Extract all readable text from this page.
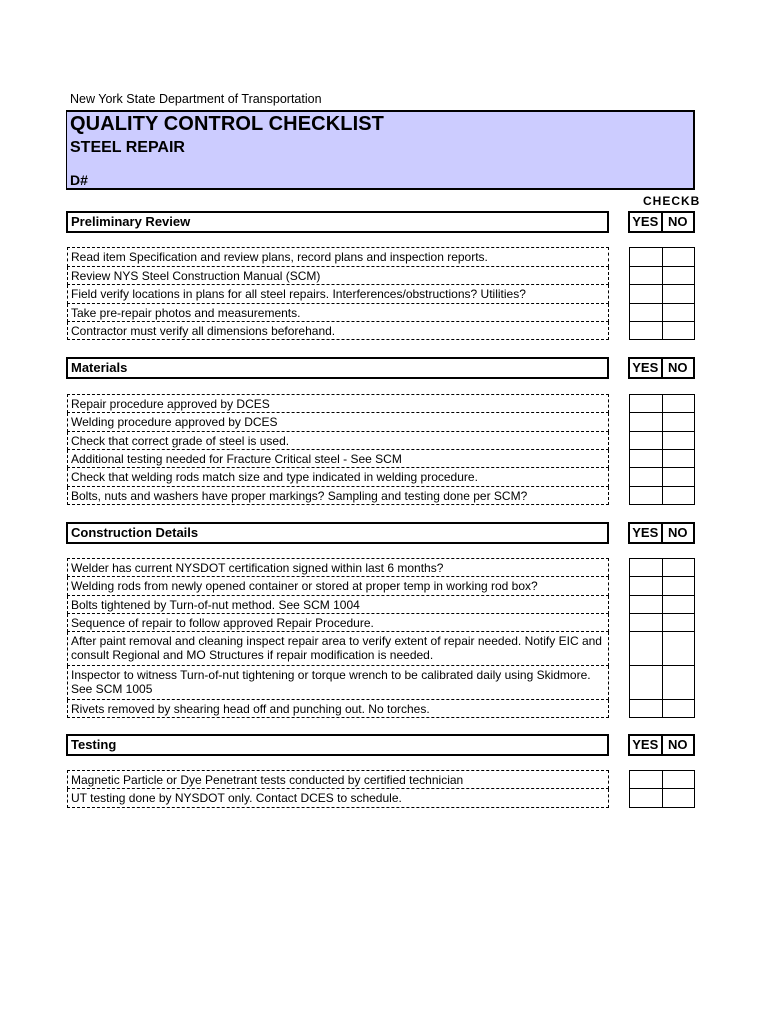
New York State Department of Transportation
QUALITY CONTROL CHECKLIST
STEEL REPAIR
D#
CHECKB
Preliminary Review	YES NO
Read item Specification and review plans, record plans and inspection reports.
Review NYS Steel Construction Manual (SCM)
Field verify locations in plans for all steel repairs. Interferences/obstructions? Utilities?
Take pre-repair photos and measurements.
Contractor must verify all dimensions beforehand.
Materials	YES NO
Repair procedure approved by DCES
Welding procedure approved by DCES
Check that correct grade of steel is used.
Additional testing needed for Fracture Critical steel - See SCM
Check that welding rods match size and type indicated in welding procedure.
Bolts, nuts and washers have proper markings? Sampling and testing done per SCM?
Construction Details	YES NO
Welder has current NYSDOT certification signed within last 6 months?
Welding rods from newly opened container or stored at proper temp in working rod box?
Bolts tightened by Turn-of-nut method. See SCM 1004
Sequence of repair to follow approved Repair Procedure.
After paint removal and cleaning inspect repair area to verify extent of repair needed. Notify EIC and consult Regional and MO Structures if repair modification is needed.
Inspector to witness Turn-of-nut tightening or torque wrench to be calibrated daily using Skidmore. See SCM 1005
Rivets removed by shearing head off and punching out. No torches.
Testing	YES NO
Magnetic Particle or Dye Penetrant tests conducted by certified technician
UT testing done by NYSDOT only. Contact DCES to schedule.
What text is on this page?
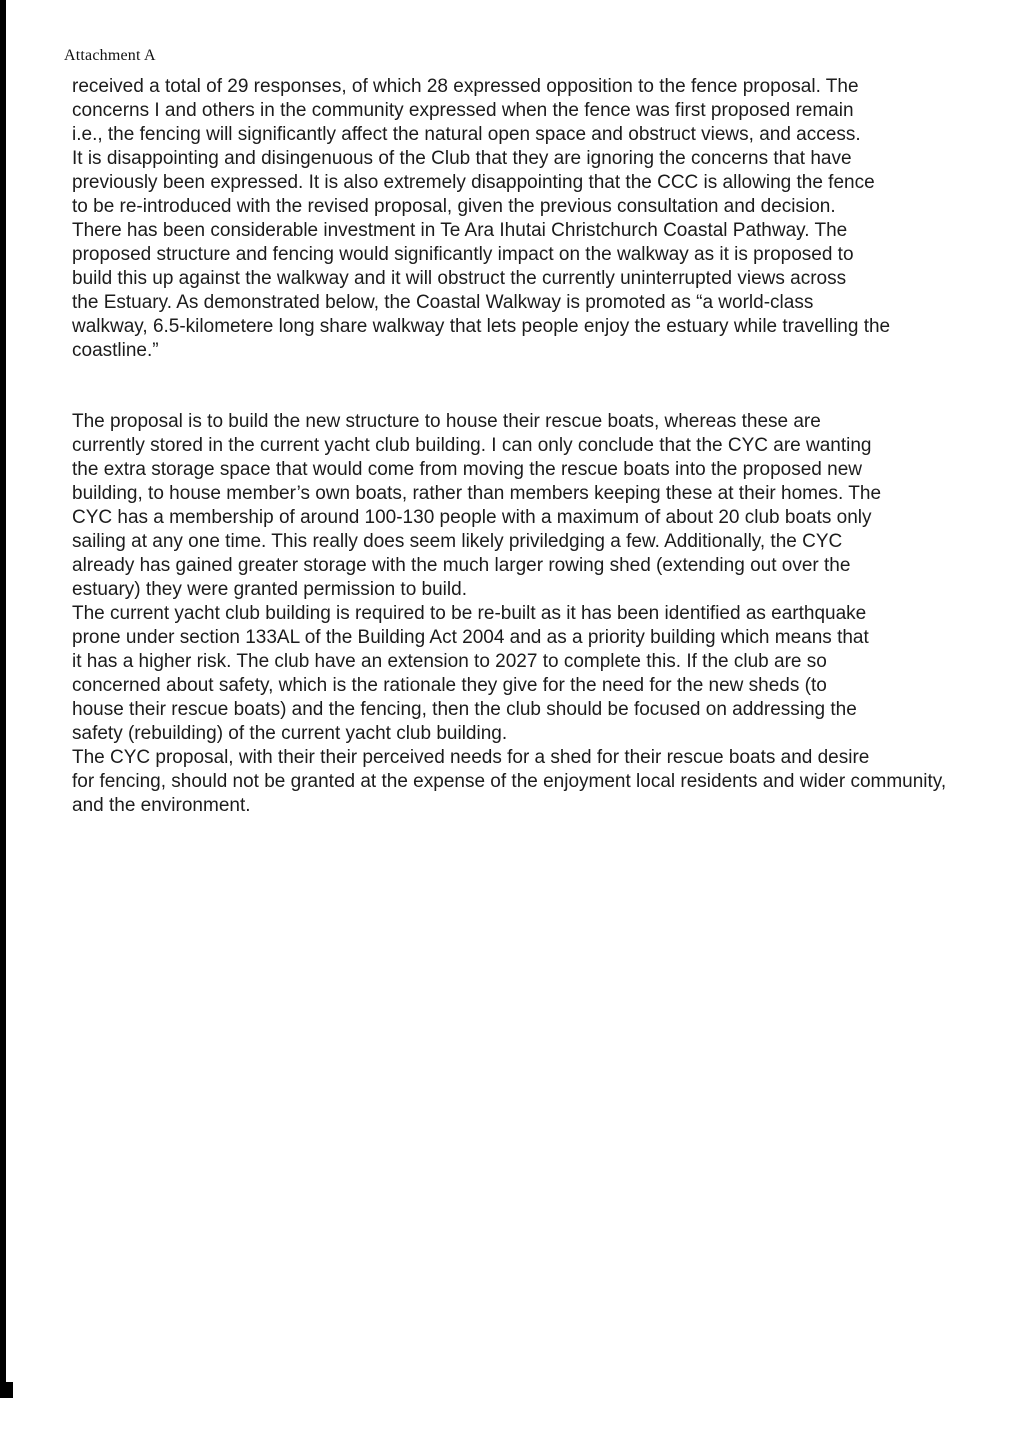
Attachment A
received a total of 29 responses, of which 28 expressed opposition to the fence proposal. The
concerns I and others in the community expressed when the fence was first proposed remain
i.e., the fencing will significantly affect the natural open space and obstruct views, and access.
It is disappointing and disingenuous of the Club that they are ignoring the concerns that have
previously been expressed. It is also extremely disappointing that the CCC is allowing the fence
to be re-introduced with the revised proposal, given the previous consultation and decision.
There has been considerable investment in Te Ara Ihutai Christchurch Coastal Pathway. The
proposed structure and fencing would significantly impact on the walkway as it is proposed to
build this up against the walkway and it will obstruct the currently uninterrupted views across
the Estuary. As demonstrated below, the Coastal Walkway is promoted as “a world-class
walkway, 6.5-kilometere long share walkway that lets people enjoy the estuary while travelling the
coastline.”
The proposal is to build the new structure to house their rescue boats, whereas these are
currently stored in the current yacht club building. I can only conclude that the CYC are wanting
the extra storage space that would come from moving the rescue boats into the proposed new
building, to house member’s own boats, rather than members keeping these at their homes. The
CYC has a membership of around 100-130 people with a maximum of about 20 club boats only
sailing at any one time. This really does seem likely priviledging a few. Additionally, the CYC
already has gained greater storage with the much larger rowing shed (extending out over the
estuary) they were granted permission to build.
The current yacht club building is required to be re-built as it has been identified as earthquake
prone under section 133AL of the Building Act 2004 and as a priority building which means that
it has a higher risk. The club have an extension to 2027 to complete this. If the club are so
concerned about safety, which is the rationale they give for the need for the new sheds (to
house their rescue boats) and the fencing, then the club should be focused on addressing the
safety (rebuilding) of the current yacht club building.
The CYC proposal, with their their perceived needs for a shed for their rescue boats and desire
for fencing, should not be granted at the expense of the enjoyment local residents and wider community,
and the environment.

* * *

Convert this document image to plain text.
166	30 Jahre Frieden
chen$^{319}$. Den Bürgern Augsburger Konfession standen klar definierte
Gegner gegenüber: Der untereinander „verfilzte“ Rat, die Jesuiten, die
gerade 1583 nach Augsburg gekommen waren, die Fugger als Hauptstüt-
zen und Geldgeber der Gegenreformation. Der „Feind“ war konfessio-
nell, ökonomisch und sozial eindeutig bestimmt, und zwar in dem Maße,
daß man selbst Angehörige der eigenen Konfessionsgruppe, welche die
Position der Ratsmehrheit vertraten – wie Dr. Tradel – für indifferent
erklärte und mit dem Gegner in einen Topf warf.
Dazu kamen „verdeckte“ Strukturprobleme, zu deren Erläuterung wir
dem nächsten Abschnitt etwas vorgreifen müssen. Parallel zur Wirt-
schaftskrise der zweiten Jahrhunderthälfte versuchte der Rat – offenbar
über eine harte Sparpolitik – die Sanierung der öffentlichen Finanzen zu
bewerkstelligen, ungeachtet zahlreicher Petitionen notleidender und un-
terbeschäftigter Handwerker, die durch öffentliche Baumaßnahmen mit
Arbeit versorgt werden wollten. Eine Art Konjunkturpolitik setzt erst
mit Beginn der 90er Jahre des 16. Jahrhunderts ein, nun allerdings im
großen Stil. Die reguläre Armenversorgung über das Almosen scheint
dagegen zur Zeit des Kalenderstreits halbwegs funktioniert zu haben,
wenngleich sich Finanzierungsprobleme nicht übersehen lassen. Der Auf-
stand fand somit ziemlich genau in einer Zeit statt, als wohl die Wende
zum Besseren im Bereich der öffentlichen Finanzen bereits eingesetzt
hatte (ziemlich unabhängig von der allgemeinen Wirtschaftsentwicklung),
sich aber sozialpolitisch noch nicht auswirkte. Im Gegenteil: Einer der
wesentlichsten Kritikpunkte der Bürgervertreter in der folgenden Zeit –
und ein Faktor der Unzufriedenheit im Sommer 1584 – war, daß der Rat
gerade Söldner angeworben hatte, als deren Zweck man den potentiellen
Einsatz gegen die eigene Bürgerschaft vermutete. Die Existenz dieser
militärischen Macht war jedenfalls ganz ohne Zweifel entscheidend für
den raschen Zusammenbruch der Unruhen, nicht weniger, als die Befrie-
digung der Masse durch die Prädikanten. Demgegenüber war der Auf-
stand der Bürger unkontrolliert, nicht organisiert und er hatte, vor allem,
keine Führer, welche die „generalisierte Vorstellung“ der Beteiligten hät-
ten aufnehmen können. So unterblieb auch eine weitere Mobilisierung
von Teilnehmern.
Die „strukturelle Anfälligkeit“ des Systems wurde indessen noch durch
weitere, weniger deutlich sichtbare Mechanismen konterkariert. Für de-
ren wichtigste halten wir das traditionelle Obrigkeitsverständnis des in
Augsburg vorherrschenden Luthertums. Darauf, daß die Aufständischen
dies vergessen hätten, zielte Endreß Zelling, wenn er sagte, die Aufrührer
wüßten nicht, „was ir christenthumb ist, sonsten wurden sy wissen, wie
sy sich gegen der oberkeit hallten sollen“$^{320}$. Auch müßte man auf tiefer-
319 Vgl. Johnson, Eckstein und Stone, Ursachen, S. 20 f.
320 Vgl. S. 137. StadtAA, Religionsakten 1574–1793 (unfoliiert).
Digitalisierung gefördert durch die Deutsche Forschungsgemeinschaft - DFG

*Given instruction*: Filter the records for lines holding the string "text". Copy each one.

*Answer for this exercise*:
Extract all readable text from this page.
What text is on this page?
Convert this document image to plain text.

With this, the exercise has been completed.